(begin)
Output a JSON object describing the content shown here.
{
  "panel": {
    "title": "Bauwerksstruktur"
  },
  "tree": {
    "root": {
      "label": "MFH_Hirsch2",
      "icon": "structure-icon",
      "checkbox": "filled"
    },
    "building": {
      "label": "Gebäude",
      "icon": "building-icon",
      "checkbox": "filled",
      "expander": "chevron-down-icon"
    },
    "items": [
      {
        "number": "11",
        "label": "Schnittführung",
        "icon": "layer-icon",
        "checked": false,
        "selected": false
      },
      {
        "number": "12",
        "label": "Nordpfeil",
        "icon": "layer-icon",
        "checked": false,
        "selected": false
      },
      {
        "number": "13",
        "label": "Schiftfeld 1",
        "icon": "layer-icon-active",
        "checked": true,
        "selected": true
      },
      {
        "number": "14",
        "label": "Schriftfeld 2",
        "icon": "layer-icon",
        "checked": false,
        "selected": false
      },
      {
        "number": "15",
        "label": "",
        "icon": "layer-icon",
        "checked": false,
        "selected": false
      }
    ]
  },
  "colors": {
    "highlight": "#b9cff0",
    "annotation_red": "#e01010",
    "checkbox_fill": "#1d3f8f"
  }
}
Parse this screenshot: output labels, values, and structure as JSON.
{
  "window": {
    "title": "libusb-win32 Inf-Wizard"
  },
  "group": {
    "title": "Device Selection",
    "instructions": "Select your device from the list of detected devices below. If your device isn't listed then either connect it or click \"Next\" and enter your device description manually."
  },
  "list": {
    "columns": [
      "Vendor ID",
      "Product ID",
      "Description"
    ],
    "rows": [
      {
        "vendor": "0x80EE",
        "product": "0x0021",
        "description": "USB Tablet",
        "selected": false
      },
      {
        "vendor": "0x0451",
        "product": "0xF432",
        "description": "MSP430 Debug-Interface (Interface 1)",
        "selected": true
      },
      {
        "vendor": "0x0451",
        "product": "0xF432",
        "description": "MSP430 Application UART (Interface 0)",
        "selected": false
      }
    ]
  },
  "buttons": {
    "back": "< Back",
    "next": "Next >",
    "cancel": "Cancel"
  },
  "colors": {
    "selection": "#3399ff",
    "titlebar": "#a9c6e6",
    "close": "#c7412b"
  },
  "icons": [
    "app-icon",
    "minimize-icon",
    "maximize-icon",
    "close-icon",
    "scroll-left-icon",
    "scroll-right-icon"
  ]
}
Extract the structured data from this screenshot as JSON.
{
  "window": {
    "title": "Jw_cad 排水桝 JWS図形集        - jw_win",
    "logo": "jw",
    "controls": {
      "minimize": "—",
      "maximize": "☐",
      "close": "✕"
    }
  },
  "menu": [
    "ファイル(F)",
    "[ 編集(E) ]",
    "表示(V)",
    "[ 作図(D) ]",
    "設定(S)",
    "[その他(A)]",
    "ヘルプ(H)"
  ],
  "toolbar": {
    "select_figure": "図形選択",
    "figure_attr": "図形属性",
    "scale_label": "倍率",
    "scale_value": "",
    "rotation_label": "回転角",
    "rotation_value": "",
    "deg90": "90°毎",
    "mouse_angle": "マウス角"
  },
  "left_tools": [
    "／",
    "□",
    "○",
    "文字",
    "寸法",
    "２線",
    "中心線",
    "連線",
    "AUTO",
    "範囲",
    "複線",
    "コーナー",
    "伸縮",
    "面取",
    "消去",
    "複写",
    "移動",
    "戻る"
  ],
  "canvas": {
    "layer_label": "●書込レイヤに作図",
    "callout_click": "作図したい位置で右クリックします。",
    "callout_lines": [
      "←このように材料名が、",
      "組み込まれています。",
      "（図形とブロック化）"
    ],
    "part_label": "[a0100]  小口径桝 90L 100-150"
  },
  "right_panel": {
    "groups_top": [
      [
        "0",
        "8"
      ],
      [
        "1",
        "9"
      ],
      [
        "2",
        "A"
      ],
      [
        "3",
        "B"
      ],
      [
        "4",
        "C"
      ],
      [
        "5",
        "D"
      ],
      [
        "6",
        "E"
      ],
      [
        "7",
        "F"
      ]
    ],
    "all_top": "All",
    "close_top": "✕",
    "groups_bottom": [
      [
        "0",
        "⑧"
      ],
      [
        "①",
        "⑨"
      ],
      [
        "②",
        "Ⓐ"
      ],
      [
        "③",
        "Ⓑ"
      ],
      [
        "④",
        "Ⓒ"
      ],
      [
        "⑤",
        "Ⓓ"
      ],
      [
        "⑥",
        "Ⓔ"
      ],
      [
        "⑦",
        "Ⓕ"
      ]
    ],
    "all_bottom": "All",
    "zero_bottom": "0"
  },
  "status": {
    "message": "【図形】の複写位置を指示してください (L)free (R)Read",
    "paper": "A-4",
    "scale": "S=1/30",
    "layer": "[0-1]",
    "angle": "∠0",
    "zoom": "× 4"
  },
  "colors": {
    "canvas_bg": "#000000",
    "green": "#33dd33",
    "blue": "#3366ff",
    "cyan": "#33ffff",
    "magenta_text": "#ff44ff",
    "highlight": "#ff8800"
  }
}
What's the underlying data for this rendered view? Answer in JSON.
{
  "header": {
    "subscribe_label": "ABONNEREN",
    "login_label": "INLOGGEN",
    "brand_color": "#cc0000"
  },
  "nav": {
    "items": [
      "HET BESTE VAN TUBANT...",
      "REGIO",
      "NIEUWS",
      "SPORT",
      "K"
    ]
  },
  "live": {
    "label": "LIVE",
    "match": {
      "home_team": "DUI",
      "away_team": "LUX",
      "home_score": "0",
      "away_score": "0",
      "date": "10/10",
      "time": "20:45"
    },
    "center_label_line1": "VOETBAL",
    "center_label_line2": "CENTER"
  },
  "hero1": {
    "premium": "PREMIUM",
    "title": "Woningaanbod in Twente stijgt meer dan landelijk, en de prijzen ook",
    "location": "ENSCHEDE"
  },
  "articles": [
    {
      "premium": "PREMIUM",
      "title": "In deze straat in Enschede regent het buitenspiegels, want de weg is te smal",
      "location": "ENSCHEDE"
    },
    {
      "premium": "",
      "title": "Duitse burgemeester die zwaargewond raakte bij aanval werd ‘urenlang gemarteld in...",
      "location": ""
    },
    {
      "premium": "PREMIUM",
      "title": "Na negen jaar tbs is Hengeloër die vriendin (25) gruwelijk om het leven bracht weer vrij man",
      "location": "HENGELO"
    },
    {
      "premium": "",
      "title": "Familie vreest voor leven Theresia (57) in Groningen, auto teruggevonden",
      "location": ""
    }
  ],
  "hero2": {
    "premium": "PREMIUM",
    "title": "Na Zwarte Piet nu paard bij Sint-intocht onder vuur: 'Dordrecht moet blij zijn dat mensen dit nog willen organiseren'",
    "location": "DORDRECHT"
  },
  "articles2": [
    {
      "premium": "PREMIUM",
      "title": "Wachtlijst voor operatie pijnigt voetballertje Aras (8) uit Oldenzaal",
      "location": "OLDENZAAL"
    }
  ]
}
(end)
Return all of the entries exactly as they were supplied.

▸ Output for this exercise
Output a JSON object describing the content shown here.
{
  "panel": {
    "title": "Bauwerksstruktur"
  },
  "tree": {
    "root": {
      "label": "MFH_Hirsch2",
      "icon": "structure-icon",
      "checkbox": "filled"
    },
    "building": {
      "label": "Gebäude",
      "icon": "building-icon",
      "checkbox": "filled",
      "expander": "chevron-down-icon"
    },
    "items": [
      {
        "number": "11",
        "label": "Schnittführung",
        "icon": "layer-icon",
        "checked": false,
        "selected": false
      },
      {
        "number": "12",
        "label": "Nordpfeil",
        "icon": "layer-icon",
        "checked": false,
        "selected": false
      },
      {
        "number": "13",
        "label": "Schiftfeld 1",
        "icon": "layer-icon-active",
        "checked": true,
        "selected": true
      },
      {
        "number": "14",
        "label": "Schriftfeld 2",
        "icon": "layer-icon",
        "checked": false,
        "selected": false
      },
      {
        "number": "15",
        "label": "",
        "icon": "layer-icon",
        "checked": false,
        "selected": false
      }
    ]
  },
  "colors": {
    "highlight": "#b9cff0",
    "annotation_red": "#e01010",
    "checkbox_fill": "#1d3f8f"
  }
}
Parse this screenshot: output labels, values, and structure as JSON.
{
  "window": {
    "title": "libusb-win32 Inf-Wizard"
  },
  "group": {
    "title": "Device Selection",
    "instructions": "Select your device from the list of detected devices below. If your device isn't listed then either connect it or click \"Next\" and enter your device description manually."
  },
  "list": {
    "columns": [
      "Vendor ID",
      "Product ID",
      "Description"
    ],
    "rows": [
      {
        "vendor": "0x80EE",
        "product": "0x0021",
        "description": "USB Tablet",
        "selected": false
      },
      {
        "vendor": "0x0451",
        "product": "0xF432",
        "description": "MSP430 Debug-Interface (Interface 1)",
        "selected": true
      },
      {
        "vendor": "0x0451",
        "product": "0xF432",
        "description": "MSP430 Application UART (Interface 0)",
        "selected": false
      }
    ]
  },
  "buttons": {
    "back": "< Back",
    "next": "Next >",
    "cancel": "Cancel"
  },
  "colors": {
    "selection": "#3399ff",
    "titlebar": "#a9c6e6",
    "close": "#c7412b"
  },
  "icons": [
    "app-icon",
    "minimize-icon",
    "maximize-icon",
    "close-icon",
    "scroll-left-icon",
    "scroll-right-icon"
  ]
}
Extract the structured data from this screenshot as JSON.
{
  "window": {
    "title": "Jw_cad 排水桝 JWS図形集        - jw_win",
    "logo": "jw",
    "controls": {
      "minimize": "—",
      "maximize": "☐",
      "close": "✕"
    }
  },
  "menu": [
    "ファイル(F)",
    "[ 編集(E) ]",
    "表示(V)",
    "[ 作図(D) ]",
    "設定(S)",
    "[その他(A)]",
    "ヘルプ(H)"
  ],
  "toolbar": {
    "select_figure": "図形選択",
    "figure_attr": "図形属性",
    "scale_label": "倍率",
    "scale_value": "",
    "rotation_label": "回転角",
    "rotation_value": "",
    "deg90": "90°毎",
    "mouse_angle": "マウス角"
  },
  "left_tools": [
    "／",
    "□",
    "○",
    "文字",
    "寸法",
    "２線",
    "中心線",
    "連線",
    "AUTO",
    "範囲",
    "複線",
    "コーナー",
    "伸縮",
    "面取",
    "消去",
    "複写",
    "移動",
    "戻る"
  ],
  "canvas": {
    "layer_label": "●書込レイヤに作図",
    "callout_click": "作図したい位置で右クリックします。",
    "callout_lines": [
      "←このように材料名が、",
      "組み込まれています。",
      "（図形とブロック化）"
    ],
    "part_label": "[a0100]  小口径桝 90L 100-150"
  },
  "right_panel": {
    "groups_top": [
      [
        "0",
        "8"
      ],
      [
        "1",
        "9"
      ],
      [
        "2",
        "A"
      ],
      [
        "3",
        "B"
      ],
      [
        "4",
        "C"
      ],
      [
        "5",
        "D"
      ],
      [
        "6",
        "E"
      ],
      [
        "7",
        "F"
      ]
    ],
    "all_top": "All",
    "close_top": "✕",
    "groups_bottom": [
      [
        "0",
        "⑧"
      ],
      [
        "①",
        "⑨"
      ],
      [
        "②",
        "Ⓐ"
      ],
      [
        "③",
        "Ⓑ"
      ],
      [
        "④",
        "Ⓒ"
      ],
      [
        "⑤",
        "Ⓓ"
      ],
      [
        "⑥",
        "Ⓔ"
      ],
      [
        "⑦",
        "Ⓕ"
      ]
    ],
    "all_bottom": "All",
    "zero_bottom": "0"
  },
  "status": {
    "message": "【図形】の複写位置を指示してください (L)free (R)Read",
    "paper": "A-4",
    "scale": "S=1/30",
    "layer": "[0-1]",
    "angle": "∠0",
    "zoom": "× 4"
  },
  "colors": {
    "canvas_bg": "#000000",
    "green": "#33dd33",
    "blue": "#3366ff",
    "cyan": "#33ffff",
    "magenta_text": "#ff44ff",
    "highlight": "#ff8800"
  }
}
What's the underlying data for this rendered view? Answer in JSON.
{
  "header": {
    "subscribe_label": "ABONNEREN",
    "login_label": "INLOGGEN",
    "brand_color": "#cc0000"
  },
  "nav": {
    "items": [
      "HET BESTE VAN TUBANT...",
      "REGIO",
      "NIEUWS",
      "SPORT",
      "K"
    ]
  },
  "live": {
    "label": "LIVE",
    "match": {
      "home_team": "DUI",
      "away_team": "LUX",
      "home_score": "0",
      "away_score": "0",
      "date": "10/10",
      "time": "20:45"
    },
    "center_label_line1": "VOETBAL",
    "center_label_line2": "CENTER"
  },
  "hero1": {
    "premium": "PREMIUM",
    "title": "Woningaanbod in Twente stijgt meer dan landelijk, en de prijzen ook",
    "location": "ENSCHEDE"
  },
  "articles": [
    {
      "premium": "PREMIUM",
      "title": "In deze straat in Enschede regent het buitenspiegels, want de weg is te smal",
      "location": "ENSCHEDE"
    },
    {
      "premium": "",
      "title": "Duitse burgemeester die zwaargewond raakte bij aanval werd ‘urenlang gemarteld in...",
      "location": ""
    },
    {
      "premium": "PREMIUM",
      "title": "Na negen jaar tbs is Hengeloër die vriendin (25) gruwelijk om het leven bracht weer vrij man",
      "location": "HENGELO"
    },
    {
      "premium": "",
      "title": "Familie vreest voor leven Theresia (57) in Groningen, auto teruggevonden",
      "location": ""
    }
  ],
  "hero2": {
    "premium": "PREMIUM",
    "title": "Na Zwarte Piet nu paard bij Sint-intocht onder vuur: 'Dordrecht moet blij zijn dat mensen dit nog willen organiseren'",
    "location": "DORDRECHT"
  },
  "articles2": [
    {
      "premium": "PREMIUM",
      "title": "Wachtlijst voor operatie pijnigt voetballertje Aras (8) uit Oldenzaal",
      "location": "OLDENZAAL"
    }
  ]
}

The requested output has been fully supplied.